● RECORDS PROVIDED
--- START ---
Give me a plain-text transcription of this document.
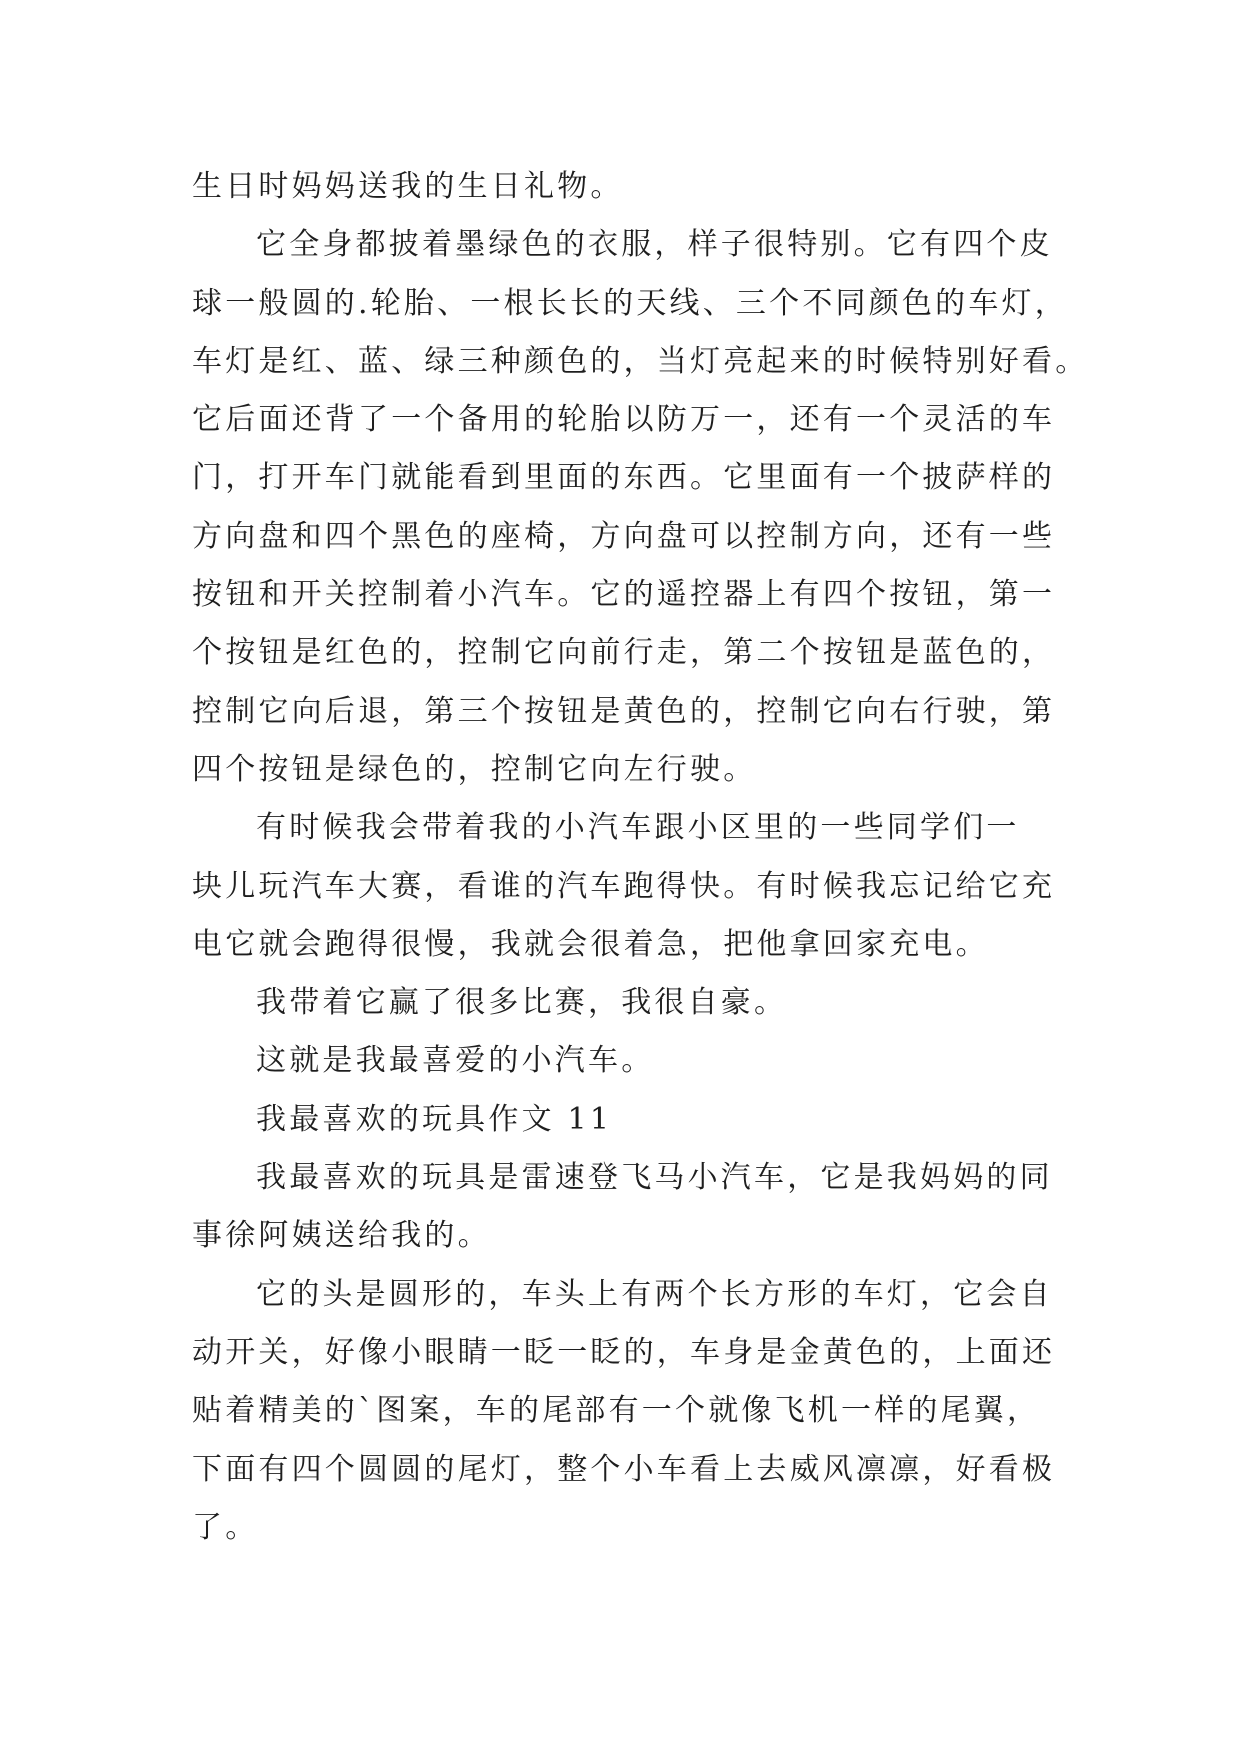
生日时妈妈送我的生日礼物。
它全身都披着墨绿色的衣服，样子很特别。它有四个皮
球一般圆的.轮胎、一根长长的天线、三个不同颜色的车灯，
车灯是红、蓝、绿三种颜色的，当灯亮起来的时候特别好看。
它后面还背了一个备用的轮胎以防万一，还有一个灵活的车
门，打开车门就能看到里面的东西。它里面有一个披萨样的
方向盘和四个黑色的座椅，方向盘可以控制方向，还有一些
按钮和开关控制着小汽车。它的遥控器上有四个按钮，第一
个按钮是红色的，控制它向前行走，第二个按钮是蓝色的，
控制它向后退，第三个按钮是黄色的，控制它向右行驶，第
四个按钮是绿色的，控制它向左行驶。
有时候我会带着我的小汽车跟小区里的一些同学们一
块儿玩汽车大赛，看谁的汽车跑得快。有时候我忘记给它充
电它就会跑得很慢，我就会很着急，把他拿回家充电。
我带着它赢了很多比赛，我很自豪。
这就是我最喜爱的小汽车。
我最喜欢的玩具作文 11
我最喜欢的玩具是雷速登飞马小汽车，它是我妈妈的同
事徐阿姨送给我的。
它的头是圆形的，车头上有两个长方形的车灯，它会自
动开关，好像小眼睛一眨一眨的，车身是金黄色的，上面还
贴着精美的`图案，车的尾部有一个就像飞机一样的尾翼，
下面有四个圆圆的尾灯，整个小车看上去威风凛凛，好看极
了。
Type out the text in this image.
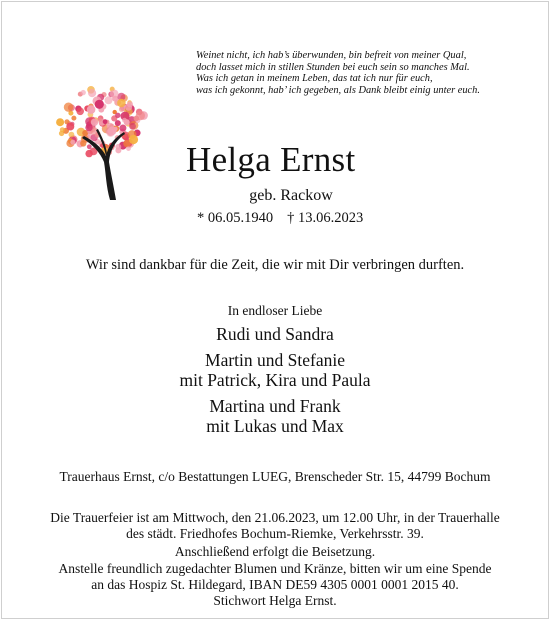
Weinet nicht, ich hab’s überwunden, bin befreit von meiner Qual,
doch lasset mich in stillen Stunden bei euch sein so manches Mal.
Was ich getan in meinem Leben, das tat ich nur für euch,
was ich gekonnt, hab’ ich gegeben, als Dank bleibt einig unter euch.
Helga Ernst
geb. Rackow
* 06.05.1940 † 13.06.2023
Wir sind dankbar für die Zeit, die wir mit Dir verbringen durften.
In endloser Liebe
Rudi und Sandra
Martin und Stefanie
mit Patrick, Kira und Paula
Martina und Frank
mit Lukas und Max
Trauerhaus Ernst, c/o Bestattungen LUEG, Brenscheder Str. 15, 44799 Bochum
Die Trauerfeier ist am Mittwoch, den 21.06.2023, um 12.00 Uhr, in der Trauerhalle
des städt. Friedhofes Bochum-Riemke, Verkehrsstr. 39.
Anschließend erfolgt die Beisetzung.
Anstelle freundlich zugedachter Blumen und Kränze, bitten wir um eine Spende
an das Hospiz St. Hildegard, IBAN DE59 4305 0001 0001 2015 40.
Stichwort Helga Ernst.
--- END ---
● WHAT IS EXPECTED
Write out the records above once more, word for word, with no pictures.

● PROBLEM SOLUTION
Give me a plain-text transcription of this document.
生日时妈妈送我的生日礼物。
它全身都披着墨绿色的衣服，样子很特别。它有四个皮
球一般圆的.轮胎、一根长长的天线、三个不同颜色的车灯，
车灯是红、蓝、绿三种颜色的，当灯亮起来的时候特别好看。
它后面还背了一个备用的轮胎以防万一，还有一个灵活的车
门，打开车门就能看到里面的东西。它里面有一个披萨样的
方向盘和四个黑色的座椅，方向盘可以控制方向，还有一些
按钮和开关控制着小汽车。它的遥控器上有四个按钮，第一
个按钮是红色的，控制它向前行走，第二个按钮是蓝色的，
控制它向后退，第三个按钮是黄色的，控制它向右行驶，第
四个按钮是绿色的，控制它向左行驶。
有时候我会带着我的小汽车跟小区里的一些同学们一
块儿玩汽车大赛，看谁的汽车跑得快。有时候我忘记给它充
电它就会跑得很慢，我就会很着急，把他拿回家充电。
我带着它赢了很多比赛，我很自豪。
这就是我最喜爱的小汽车。
我最喜欢的玩具作文 11
我最喜欢的玩具是雷速登飞马小汽车，它是我妈妈的同
事徐阿姨送给我的。
它的头是圆形的，车头上有两个长方形的车灯，它会自
动开关，好像小眼睛一眨一眨的，车身是金黄色的，上面还
贴着精美的`图案，车的尾部有一个就像飞机一样的尾翼，
下面有四个圆圆的尾灯，整个小车看上去威风凛凛，好看极
了。
Type out the text in this image.
Weinet nicht, ich hab’s überwunden, bin befreit von meiner Qual,
doch lasset mich in stillen Stunden bei euch sein so manches Mal.
Was ich getan in meinem Leben, das tat ich nur für euch,
was ich gekonnt, hab’ ich gegeben, als Dank bleibt einig unter euch.
Helga Ernst
geb. Rackow
* 06.05.1940 † 13.06.2023
Wir sind dankbar für die Zeit, die wir mit Dir verbringen durften.
In endloser Liebe
Rudi und Sandra
Martin und Stefanie
mit Patrick, Kira und Paula
Martina und Frank
mit Lukas und Max
Trauerhaus Ernst, c/o Bestattungen LUEG, Brenscheder Str. 15, 44799 Bochum
Die Trauerfeier ist am Mittwoch, den 21.06.2023, um 12.00 Uhr, in der Trauerhalle
des städt. Friedhofes Bochum-Riemke, Verkehrsstr. 39.
Anschließend erfolgt die Beisetzung.
Anstelle freundlich zugedachter Blumen und Kränze, bitten wir um eine Spende
an das Hospiz St. Hildegard, IBAN DE59 4305 0001 0001 2015 40.
Stichwort Helga Ernst.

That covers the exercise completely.